● **Short problem**
Go through the entries and transcribe each one exactly, dropping the pictures.

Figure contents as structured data
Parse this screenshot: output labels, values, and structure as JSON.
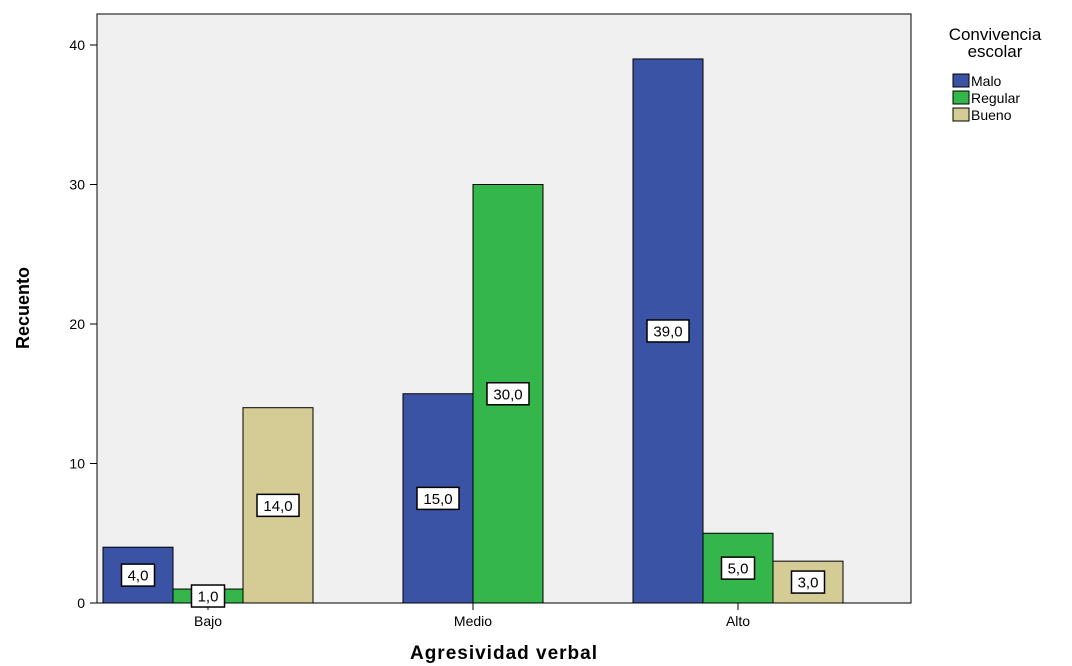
{
  "chart_data": {
    "type": "bar",
    "xlabel": "Agresividad verbal",
    "ylabel": "Recuento",
    "categories": [
      "Bajo",
      "Medio",
      "Alto"
    ],
    "ylim": [
      0,
      42
    ],
    "yticks": [
      0,
      10,
      20,
      30,
      40
    ],
    "grid": false,
    "legend": {
      "title_lines": [
        "Convivencia",
        "escolar"
      ],
      "placement": "top-right-outside"
    },
    "series": [
      {
        "name": "Malo",
        "color": "#3a53a4",
        "values": [
          4,
          15,
          39
        ],
        "labels": [
          "4,0",
          "15,0",
          "39,0"
        ]
      },
      {
        "name": "Regular",
        "color": "#34b64a",
        "values": [
          1,
          30,
          5
        ],
        "labels": [
          "1,0",
          "30,0",
          "5,0"
        ]
      },
      {
        "name": "Bueno",
        "color": "#d4cc94",
        "values": [
          14,
          null,
          3
        ],
        "labels": [
          "14,0",
          null,
          "3,0"
        ]
      }
    ]
  }
}
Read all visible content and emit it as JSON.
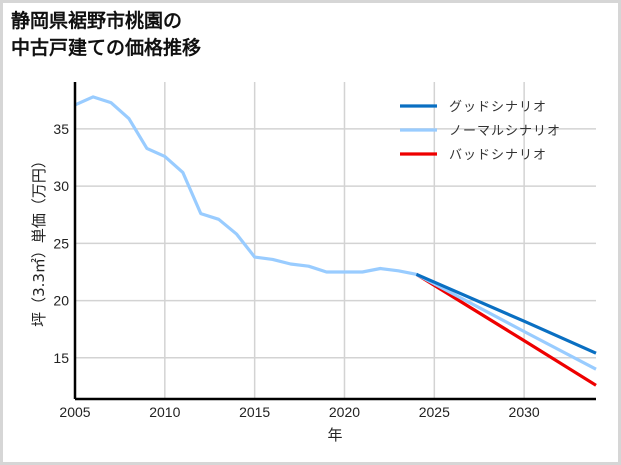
{
  "title": {
    "line1": "静岡県裾野市桃園の",
    "line2": "中古戸建ての価格推移"
  },
  "colors": {
    "good": "#0a6fc2",
    "normal": "#99ccff",
    "bad": "#ee0000",
    "grid": "#d3d3d3",
    "axis": "#000000",
    "frame": "#d6d6d6"
  },
  "chart_data": {
    "type": "line",
    "title": "静岡県裾野市桃園の中古戸建ての価格推移",
    "xlabel": "年",
    "ylabel": "坪（3.3㎡）単価（万円）",
    "xlim": [
      2005,
      2034
    ],
    "ylim": [
      11.4,
      39.1
    ],
    "xticks": [
      2005,
      2010,
      2015,
      2020,
      2025,
      2030
    ],
    "yticks": [
      15,
      20,
      25,
      30,
      35
    ],
    "grid": true,
    "legend_position": "upper right",
    "historical": {
      "name": "ノーマルシナリオ",
      "x": [
        2005,
        2006,
        2007,
        2008,
        2009,
        2010,
        2011,
        2012,
        2013,
        2014,
        2015,
        2016,
        2017,
        2018,
        2019,
        2020,
        2021,
        2022,
        2023,
        2024
      ],
      "y": [
        37.1,
        37.8,
        37.3,
        35.9,
        33.3,
        32.6,
        31.2,
        27.6,
        27.1,
        25.8,
        23.8,
        23.6,
        23.2,
        23.0,
        22.5,
        22.5,
        22.5,
        22.8,
        22.6,
        22.3
      ]
    },
    "series": [
      {
        "name": "グッドシナリオ",
        "color": "#0a6fc2",
        "x": [
          2024,
          2030,
          2034
        ],
        "y": [
          22.3,
          18.2,
          15.4
        ]
      },
      {
        "name": "ノーマルシナリオ",
        "color": "#99ccff",
        "x": [
          2024,
          2030,
          2034
        ],
        "y": [
          22.3,
          17.3,
          14.0
        ]
      },
      {
        "name": "バッドシナリオ",
        "color": "#ee0000",
        "x": [
          2024,
          2030,
          2034
        ],
        "y": [
          22.3,
          16.5,
          12.6
        ]
      }
    ]
  },
  "legend": [
    {
      "label": "グッドシナリオ",
      "color": "#0a6fc2"
    },
    {
      "label": "ノーマルシナリオ",
      "color": "#99ccff"
    },
    {
      "label": "バッドシナリオ",
      "color": "#ee0000"
    }
  ]
}
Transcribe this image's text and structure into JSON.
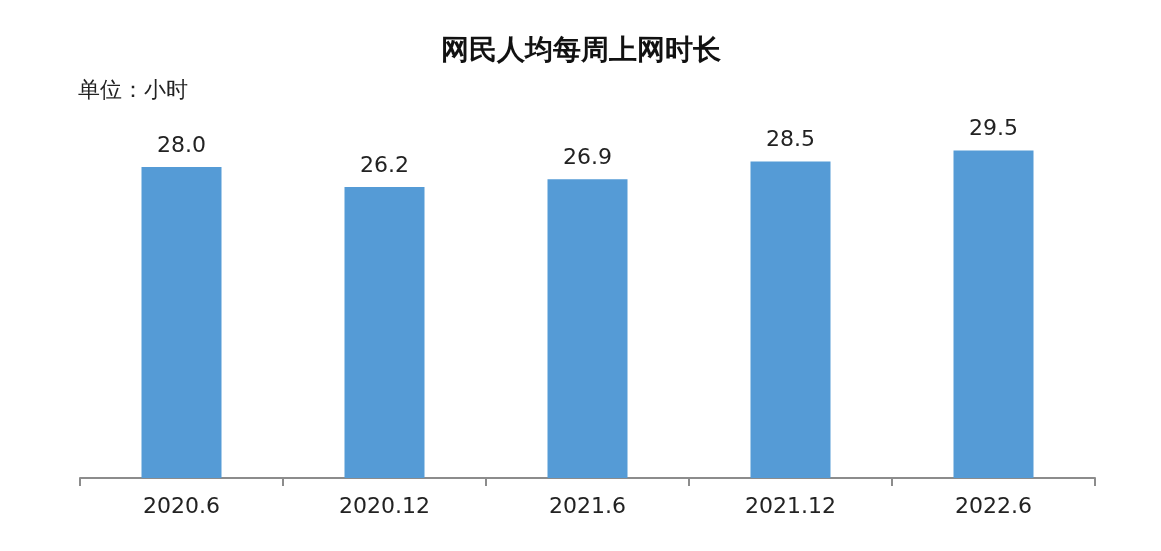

● **Response**
Parse this screenshot: output labels, values, and structure as JSON.
{
  "chart_data": {
    "type": "bar",
    "xlabel": "Agresividad verbal",
    "ylabel": "Recuento",
    "categories": [
      "Bajo",
      "Medio",
      "Alto"
    ],
    "ylim": [
      0,
      42
    ],
    "yticks": [
      0,
      10,
      20,
      30,
      40
    ],
    "grid": false,
    "legend": {
      "title_lines": [
        "Convivencia",
        "escolar"
      ],
      "placement": "top-right-outside"
    },
    "series": [
      {
        "name": "Malo",
        "color": "#3a53a4",
        "values": [
          4,
          15,
          39
        ],
        "labels": [
          "4,0",
          "15,0",
          "39,0"
        ]
      },
      {
        "name": "Regular",
        "color": "#34b64a",
        "values": [
          1,
          30,
          5
        ],
        "labels": [
          "1,0",
          "30,0",
          "5,0"
        ]
      },
      {
        "name": "Bueno",
        "color": "#d4cc94",
        "values": [
          14,
          null,
          3
        ],
        "labels": [
          "14,0",
          null,
          "3,0"
        ]
      }
    ]
  }
}
Read all visible content and emit it as JSON.
{
  "title": {
    "line1": "静岡県裾野市桃園の",
    "line2": "中古戸建ての価格推移"
  },
  "colors": {
    "good": "#0a6fc2",
    "normal": "#99ccff",
    "bad": "#ee0000",
    "grid": "#d3d3d3",
    "axis": "#000000",
    "frame": "#d6d6d6"
  },
  "chart_data": {
    "type": "line",
    "title": "静岡県裾野市桃園の中古戸建ての価格推移",
    "xlabel": "年",
    "ylabel": "坪（3.3㎡）単価（万円）",
    "xlim": [
      2005,
      2034
    ],
    "ylim": [
      11.4,
      39.1
    ],
    "xticks": [
      2005,
      2010,
      2015,
      2020,
      2025,
      2030
    ],
    "yticks": [
      15,
      20,
      25,
      30,
      35
    ],
    "grid": true,
    "legend_position": "upper right",
    "historical": {
      "name": "ノーマルシナリオ",
      "x": [
        2005,
        2006,
        2007,
        2008,
        2009,
        2010,
        2011,
        2012,
        2013,
        2014,
        2015,
        2016,
        2017,
        2018,
        2019,
        2020,
        2021,
        2022,
        2023,
        2024
      ],
      "y": [
        37.1,
        37.8,
        37.3,
        35.9,
        33.3,
        32.6,
        31.2,
        27.6,
        27.1,
        25.8,
        23.8,
        23.6,
        23.2,
        23.0,
        22.5,
        22.5,
        22.5,
        22.8,
        22.6,
        22.3
      ]
    },
    "series": [
      {
        "name": "グッドシナリオ",
        "color": "#0a6fc2",
        "x": [
          2024,
          2030,
          2034
        ],
        "y": [
          22.3,
          18.2,
          15.4
        ]
      },
      {
        "name": "ノーマルシナリオ",
        "color": "#99ccff",
        "x": [
          2024,
          2030,
          2034
        ],
        "y": [
          22.3,
          17.3,
          14.0
        ]
      },
      {
        "name": "バッドシナリオ",
        "color": "#ee0000",
        "x": [
          2024,
          2030,
          2034
        ],
        "y": [
          22.3,
          16.5,
          12.6
        ]
      }
    ]
  },
  "legend": [
    {
      "label": "グッドシナリオ",
      "color": "#0a6fc2"
    },
    {
      "label": "ノーマルシナリオ",
      "color": "#99ccff"
    },
    {
      "label": "バッドシナリオ",
      "color": "#ee0000"
    }
  ]
}
Transcribe this image's text and structure into JSON.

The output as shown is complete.